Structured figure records
[START]
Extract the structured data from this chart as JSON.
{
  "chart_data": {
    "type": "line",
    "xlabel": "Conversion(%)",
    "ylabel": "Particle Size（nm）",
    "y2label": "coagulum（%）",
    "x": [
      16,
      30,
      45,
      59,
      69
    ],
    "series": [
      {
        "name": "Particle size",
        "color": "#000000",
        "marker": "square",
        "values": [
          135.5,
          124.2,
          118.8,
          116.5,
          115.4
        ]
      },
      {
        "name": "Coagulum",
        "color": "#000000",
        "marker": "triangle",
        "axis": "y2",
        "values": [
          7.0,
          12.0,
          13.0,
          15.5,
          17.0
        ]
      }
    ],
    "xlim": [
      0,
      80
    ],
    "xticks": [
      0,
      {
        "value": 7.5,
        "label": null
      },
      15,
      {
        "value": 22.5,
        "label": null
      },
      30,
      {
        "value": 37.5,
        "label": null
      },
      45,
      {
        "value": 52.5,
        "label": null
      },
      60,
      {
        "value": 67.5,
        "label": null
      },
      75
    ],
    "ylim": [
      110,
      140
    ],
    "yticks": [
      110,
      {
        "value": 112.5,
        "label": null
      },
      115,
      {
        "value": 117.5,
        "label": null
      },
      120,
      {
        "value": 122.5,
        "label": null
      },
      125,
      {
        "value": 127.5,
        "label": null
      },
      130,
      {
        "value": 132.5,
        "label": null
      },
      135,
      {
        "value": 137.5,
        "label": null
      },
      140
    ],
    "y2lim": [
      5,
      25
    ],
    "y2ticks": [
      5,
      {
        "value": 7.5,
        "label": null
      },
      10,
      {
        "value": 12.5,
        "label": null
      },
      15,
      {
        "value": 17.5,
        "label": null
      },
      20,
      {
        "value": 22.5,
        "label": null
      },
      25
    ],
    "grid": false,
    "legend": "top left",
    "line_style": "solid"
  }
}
[END]
▶ _EXERCISE AIM_: Send back all of the entries exactly, with nothing missing.

▶ _WRITTEN SOLUTION_:
Extract the structured data from this chart as JSON.
{
  "chart_data": {
    "type": "line",
    "xlabel": "Conversion(%)",
    "ylabel": "Particle Size（nm）",
    "y2label": "coagulum（%）",
    "x": [
      16,
      30,
      45,
      59,
      69
    ],
    "series": [
      {
        "name": "Particle size",
        "color": "#000000",
        "marker": "square",
        "values": [
          135.5,
          124.2,
          118.8,
          116.5,
          115.4
        ]
      },
      {
        "name": "Coagulum",
        "color": "#000000",
        "marker": "triangle",
        "axis": "y2",
        "values": [
          7.0,
          12.0,
          13.0,
          15.5,
          17.0
        ]
      }
    ],
    "xlim": [
      0,
      80
    ],
    "xticks": [
      0,
      {
        "value": 7.5,
        "label": null
      },
      15,
      {
        "value": 22.5,
        "label": null
      },
      30,
      {
        "value": 37.5,
        "label": null
      },
      45,
      {
        "value": 52.5,
        "label": null
      },
      60,
      {
        "value": 67.5,
        "label": null
      },
      75
    ],
    "ylim": [
      110,
      140
    ],
    "yticks": [
      110,
      {
        "value": 112.5,
        "label": null
      },
      115,
      {
        "value": 117.5,
        "label": null
      },
      120,
      {
        "value": 122.5,
        "label": null
      },
      125,
      {
        "value": 127.5,
        "label": null
      },
      130,
      {
        "value": 132.5,
        "label": null
      },
      135,
      {
        "value": 137.5,
        "label": null
      },
      140
    ],
    "y2lim": [
      5,
      25
    ],
    "y2ticks": [
      5,
      {
        "value": 7.5,
        "label": null
      },
      10,
      {
        "value": 12.5,
        "label": null
      },
      15,
      {
        "value": 17.5,
        "label": null
      },
      20,
      {
        "value": 22.5,
        "label": null
      },
      25
    ],
    "grid": false,
    "legend": "top left",
    "line_style": "solid"
  }
}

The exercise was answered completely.